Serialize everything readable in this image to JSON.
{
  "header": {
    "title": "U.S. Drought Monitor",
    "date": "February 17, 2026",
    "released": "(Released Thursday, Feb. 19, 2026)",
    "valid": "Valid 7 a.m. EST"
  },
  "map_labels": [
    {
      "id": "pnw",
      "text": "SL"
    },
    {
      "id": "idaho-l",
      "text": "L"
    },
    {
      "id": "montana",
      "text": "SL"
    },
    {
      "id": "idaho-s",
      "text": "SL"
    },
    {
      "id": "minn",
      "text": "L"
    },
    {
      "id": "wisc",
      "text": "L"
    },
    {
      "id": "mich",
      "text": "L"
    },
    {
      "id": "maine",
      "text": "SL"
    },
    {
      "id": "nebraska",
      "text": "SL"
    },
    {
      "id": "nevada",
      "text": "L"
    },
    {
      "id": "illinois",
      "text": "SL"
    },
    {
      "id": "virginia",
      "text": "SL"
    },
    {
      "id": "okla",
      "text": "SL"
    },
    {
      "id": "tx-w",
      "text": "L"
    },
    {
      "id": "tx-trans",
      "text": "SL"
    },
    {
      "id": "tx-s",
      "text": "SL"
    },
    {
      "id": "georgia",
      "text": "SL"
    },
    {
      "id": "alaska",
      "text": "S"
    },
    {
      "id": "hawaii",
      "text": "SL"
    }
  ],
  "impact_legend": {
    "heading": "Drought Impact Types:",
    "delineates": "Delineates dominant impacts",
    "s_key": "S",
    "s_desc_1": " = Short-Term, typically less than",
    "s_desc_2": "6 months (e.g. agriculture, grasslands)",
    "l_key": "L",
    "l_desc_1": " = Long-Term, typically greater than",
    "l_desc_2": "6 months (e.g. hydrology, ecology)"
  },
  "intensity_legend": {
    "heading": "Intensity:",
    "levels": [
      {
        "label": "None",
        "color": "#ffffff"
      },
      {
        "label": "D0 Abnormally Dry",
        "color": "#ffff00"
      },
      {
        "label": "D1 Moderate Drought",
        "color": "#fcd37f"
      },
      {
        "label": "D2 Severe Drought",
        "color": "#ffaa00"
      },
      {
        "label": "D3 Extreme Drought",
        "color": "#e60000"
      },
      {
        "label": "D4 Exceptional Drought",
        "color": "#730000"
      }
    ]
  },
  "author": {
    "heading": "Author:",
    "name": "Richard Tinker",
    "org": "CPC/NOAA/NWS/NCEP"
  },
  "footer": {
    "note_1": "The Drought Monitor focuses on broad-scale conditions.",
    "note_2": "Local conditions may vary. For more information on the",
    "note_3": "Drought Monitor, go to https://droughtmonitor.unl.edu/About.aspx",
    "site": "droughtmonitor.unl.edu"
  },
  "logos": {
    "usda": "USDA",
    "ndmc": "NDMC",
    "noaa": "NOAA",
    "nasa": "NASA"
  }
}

Objective:
Go through the listing above and locate each line that holds the word "color". Copy those lines.

The reply:
        "color": "#ffffff"
        "color": "#ffff00"
        "color": "#fcd37f"
        "color": "#ffaa00"
        "color": "#e60000"
        "color": "#730000"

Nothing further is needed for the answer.